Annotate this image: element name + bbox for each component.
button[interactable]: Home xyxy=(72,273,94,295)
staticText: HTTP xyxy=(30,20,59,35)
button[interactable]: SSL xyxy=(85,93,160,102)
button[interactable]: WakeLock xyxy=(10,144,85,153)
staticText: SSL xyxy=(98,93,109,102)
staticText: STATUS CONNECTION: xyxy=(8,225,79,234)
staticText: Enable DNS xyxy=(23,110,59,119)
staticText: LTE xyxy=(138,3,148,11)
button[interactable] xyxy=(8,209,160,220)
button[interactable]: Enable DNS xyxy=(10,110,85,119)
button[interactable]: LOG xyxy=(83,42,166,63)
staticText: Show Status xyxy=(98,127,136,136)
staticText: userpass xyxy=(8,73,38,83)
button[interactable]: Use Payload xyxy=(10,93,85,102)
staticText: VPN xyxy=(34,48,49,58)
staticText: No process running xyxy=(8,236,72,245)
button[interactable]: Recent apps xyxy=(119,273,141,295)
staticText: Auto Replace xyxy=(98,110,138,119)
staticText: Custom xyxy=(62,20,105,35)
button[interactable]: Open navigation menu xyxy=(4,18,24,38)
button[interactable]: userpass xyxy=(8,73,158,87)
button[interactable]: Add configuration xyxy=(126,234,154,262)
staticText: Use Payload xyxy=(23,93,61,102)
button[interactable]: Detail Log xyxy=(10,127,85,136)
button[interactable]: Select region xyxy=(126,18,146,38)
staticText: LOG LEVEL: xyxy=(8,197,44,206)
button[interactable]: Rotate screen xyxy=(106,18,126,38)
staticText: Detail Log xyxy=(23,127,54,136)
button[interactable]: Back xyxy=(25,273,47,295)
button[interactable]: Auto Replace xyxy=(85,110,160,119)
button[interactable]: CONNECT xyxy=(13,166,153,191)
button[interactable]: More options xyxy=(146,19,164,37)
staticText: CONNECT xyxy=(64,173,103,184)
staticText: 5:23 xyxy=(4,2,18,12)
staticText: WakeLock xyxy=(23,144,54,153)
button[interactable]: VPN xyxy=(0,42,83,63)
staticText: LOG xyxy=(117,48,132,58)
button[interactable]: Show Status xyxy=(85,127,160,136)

Task objective - Copy out the listing above line for line, leaving every character as it is.

Task answer -
Annotate this image: element name + bbox for each component.
button[interactable]: Home xyxy=(72,273,94,295)
staticText: HTTP xyxy=(30,20,59,35)
button[interactable]: SSL xyxy=(85,93,160,102)
button[interactable]: WakeLock xyxy=(10,144,85,153)
staticText: SSL xyxy=(98,93,109,102)
staticText: STATUS CONNECTION: xyxy=(8,225,79,234)
staticText: Enable DNS xyxy=(23,110,59,119)
staticText: LTE xyxy=(138,3,148,11)
button[interactable] xyxy=(8,209,160,220)
button[interactable]: Enable DNS xyxy=(10,110,85,119)
button[interactable]: LOG xyxy=(83,42,166,63)
staticText: Show Status xyxy=(98,127,136,136)
staticText: userpass xyxy=(8,73,38,83)
button[interactable]: Use Payload xyxy=(10,93,85,102)
staticText: VPN xyxy=(34,48,49,58)
staticText: No process running xyxy=(8,236,72,245)
button[interactable]: Recent apps xyxy=(119,273,141,295)
staticText: Auto Replace xyxy=(98,110,138,119)
staticText: Custom xyxy=(62,20,105,35)
button[interactable]: Open navigation menu xyxy=(4,18,24,38)
button[interactable]: userpass xyxy=(8,73,158,87)
button[interactable]: Add configuration xyxy=(126,234,154,262)
staticText: Use Payload xyxy=(23,93,61,102)
button[interactable]: Detail Log xyxy=(10,127,85,136)
button[interactable]: Select region xyxy=(126,18,146,38)
staticText: LOG LEVEL: xyxy=(8,197,44,206)
button[interactable]: Rotate screen xyxy=(106,18,126,38)
staticText: Detail Log xyxy=(23,127,54,136)
button[interactable]: Back xyxy=(25,273,47,295)
button[interactable]: Auto Replace xyxy=(85,110,160,119)
button[interactable]: CONNECT xyxy=(13,166,153,191)
button[interactable]: More options xyxy=(146,19,164,37)
staticText: CONNECT xyxy=(64,173,103,184)
staticText: 5:23 xyxy=(4,2,18,12)
staticText: WakeLock xyxy=(23,144,54,153)
button[interactable]: VPN xyxy=(0,42,83,63)
staticText: LOG xyxy=(117,48,132,58)
button[interactable]: Show Status xyxy=(85,127,160,136)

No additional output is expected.